TASK INSTRUCTIONS: Each entry below should be reproduced character for character.

RECORDS TO PROCESS:

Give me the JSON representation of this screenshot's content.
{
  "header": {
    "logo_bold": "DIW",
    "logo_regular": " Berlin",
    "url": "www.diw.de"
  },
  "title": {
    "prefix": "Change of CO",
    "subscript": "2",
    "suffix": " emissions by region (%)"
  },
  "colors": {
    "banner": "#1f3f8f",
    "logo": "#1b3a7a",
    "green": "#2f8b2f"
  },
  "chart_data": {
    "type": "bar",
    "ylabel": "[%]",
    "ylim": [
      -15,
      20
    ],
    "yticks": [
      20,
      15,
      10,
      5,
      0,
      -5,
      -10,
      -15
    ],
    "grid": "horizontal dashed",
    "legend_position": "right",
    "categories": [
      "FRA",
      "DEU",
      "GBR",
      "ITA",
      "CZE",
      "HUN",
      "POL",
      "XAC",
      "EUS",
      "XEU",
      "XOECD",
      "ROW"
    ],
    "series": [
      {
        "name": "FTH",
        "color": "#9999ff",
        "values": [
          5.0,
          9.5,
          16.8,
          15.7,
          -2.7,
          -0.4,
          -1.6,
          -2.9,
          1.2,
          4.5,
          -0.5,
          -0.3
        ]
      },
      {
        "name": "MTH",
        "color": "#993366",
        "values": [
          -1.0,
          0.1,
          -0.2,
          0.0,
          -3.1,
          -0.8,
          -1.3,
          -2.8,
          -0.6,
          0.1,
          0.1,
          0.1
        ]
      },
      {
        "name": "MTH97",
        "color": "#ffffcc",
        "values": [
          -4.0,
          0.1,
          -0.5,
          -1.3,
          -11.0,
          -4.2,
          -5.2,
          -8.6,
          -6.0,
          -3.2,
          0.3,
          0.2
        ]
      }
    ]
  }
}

CORRECT RESULT:
Give me the JSON representation of this screenshot's content.
{
  "header": {
    "logo_bold": "DIW",
    "logo_regular": " Berlin",
    "url": "www.diw.de"
  },
  "title": {
    "prefix": "Change of CO",
    "subscript": "2",
    "suffix": " emissions by region (%)"
  },
  "colors": {
    "banner": "#1f3f8f",
    "logo": "#1b3a7a",
    "green": "#2f8b2f"
  },
  "chart_data": {
    "type": "bar",
    "ylabel": "[%]",
    "ylim": [
      -15,
      20
    ],
    "yticks": [
      20,
      15,
      10,
      5,
      0,
      -5,
      -10,
      -15
    ],
    "grid": "horizontal dashed",
    "legend_position": "right",
    "categories": [
      "FRA",
      "DEU",
      "GBR",
      "ITA",
      "CZE",
      "HUN",
      "POL",
      "XAC",
      "EUS",
      "XEU",
      "XOECD",
      "ROW"
    ],
    "series": [
      {
        "name": "FTH",
        "color": "#9999ff",
        "values": [
          5.0,
          9.5,
          16.8,
          15.7,
          -2.7,
          -0.4,
          -1.6,
          -2.9,
          1.2,
          4.5,
          -0.5,
          -0.3
        ]
      },
      {
        "name": "MTH",
        "color": "#993366",
        "values": [
          -1.0,
          0.1,
          -0.2,
          0.0,
          -3.1,
          -0.8,
          -1.3,
          -2.8,
          -0.6,
          0.1,
          0.1,
          0.1
        ]
      },
      {
        "name": "MTH97",
        "color": "#ffffcc",
        "values": [
          -4.0,
          0.1,
          -0.5,
          -1.3,
          -11.0,
          -4.2,
          -5.2,
          -8.6,
          -6.0,
          -3.2,
          0.3,
          0.2
        ]
      }
    ]
  }
}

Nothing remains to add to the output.